Your instructions:
Locate the string "Graphic" in the listing below. Copy every line where it is found.

Stored data:
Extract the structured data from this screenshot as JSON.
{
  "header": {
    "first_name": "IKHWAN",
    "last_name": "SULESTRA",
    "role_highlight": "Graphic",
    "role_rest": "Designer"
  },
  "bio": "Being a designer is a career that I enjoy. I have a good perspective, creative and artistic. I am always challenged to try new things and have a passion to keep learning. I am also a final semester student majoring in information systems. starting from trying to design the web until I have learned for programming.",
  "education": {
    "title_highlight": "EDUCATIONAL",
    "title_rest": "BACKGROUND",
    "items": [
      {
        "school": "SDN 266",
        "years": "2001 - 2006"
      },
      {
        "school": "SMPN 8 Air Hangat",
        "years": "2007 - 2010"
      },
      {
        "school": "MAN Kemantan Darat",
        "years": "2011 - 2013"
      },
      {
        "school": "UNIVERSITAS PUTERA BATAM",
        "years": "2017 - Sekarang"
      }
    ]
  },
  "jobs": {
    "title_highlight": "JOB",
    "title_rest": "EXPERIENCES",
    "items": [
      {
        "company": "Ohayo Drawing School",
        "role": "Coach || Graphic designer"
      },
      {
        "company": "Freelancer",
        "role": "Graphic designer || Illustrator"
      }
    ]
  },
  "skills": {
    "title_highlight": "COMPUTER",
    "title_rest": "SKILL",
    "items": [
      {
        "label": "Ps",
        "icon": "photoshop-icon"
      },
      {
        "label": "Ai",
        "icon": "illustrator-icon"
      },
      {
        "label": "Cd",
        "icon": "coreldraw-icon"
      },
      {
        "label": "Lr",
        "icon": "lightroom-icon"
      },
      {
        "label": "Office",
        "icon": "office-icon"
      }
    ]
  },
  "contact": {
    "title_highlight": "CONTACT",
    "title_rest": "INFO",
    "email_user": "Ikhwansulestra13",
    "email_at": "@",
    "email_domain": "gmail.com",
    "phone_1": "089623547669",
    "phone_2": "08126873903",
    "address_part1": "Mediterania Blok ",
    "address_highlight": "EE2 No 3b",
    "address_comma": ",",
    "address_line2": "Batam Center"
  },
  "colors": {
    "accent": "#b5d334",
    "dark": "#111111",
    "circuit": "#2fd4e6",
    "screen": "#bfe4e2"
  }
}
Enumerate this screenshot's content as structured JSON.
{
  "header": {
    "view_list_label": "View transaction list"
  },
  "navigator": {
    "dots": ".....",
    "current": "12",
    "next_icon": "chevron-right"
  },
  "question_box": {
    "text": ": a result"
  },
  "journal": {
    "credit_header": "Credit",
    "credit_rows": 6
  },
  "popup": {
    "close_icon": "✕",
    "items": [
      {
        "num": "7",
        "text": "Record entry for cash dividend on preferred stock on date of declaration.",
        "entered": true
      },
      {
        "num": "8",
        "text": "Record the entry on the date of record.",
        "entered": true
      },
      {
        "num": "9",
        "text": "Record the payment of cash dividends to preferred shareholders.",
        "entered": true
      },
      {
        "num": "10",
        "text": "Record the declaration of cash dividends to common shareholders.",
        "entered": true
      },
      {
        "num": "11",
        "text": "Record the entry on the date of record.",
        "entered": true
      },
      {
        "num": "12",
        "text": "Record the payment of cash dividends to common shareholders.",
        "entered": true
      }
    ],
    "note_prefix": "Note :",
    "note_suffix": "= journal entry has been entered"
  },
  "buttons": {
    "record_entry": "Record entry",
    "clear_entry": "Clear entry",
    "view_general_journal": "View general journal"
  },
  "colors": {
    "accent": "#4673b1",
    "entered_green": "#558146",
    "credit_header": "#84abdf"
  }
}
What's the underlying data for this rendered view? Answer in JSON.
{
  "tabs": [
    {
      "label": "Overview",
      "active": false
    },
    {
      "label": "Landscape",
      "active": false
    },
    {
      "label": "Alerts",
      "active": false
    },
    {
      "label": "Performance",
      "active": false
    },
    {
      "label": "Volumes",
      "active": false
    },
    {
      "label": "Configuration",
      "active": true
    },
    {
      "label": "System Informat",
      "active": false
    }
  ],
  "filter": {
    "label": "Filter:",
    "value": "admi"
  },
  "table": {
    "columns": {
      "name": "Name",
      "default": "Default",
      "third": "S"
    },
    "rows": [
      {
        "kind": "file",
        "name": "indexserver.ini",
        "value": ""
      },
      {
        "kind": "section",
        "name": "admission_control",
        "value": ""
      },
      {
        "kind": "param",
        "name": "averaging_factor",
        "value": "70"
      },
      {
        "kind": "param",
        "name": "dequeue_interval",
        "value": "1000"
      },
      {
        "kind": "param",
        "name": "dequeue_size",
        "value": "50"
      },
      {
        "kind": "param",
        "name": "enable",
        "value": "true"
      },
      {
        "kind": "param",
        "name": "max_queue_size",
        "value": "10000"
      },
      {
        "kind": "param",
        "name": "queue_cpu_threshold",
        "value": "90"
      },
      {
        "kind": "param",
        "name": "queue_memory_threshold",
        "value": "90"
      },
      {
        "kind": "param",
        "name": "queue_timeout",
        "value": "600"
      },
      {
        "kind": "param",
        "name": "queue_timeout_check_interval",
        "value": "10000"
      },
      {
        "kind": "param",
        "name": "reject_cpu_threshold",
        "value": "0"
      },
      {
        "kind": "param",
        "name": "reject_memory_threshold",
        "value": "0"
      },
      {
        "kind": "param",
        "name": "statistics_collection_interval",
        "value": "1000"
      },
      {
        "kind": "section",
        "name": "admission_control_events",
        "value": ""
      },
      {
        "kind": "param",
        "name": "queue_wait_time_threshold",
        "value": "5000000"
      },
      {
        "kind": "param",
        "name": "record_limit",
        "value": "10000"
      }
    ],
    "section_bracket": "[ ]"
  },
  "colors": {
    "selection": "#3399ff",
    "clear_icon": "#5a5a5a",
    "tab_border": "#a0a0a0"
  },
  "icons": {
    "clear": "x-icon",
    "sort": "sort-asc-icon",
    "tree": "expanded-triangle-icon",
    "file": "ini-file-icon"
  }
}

Answer to this task:
    "role_highlight": "Graphic",
        "role": "Coach || Graphic designer"
        "role": "Graphic designer || Illustrator"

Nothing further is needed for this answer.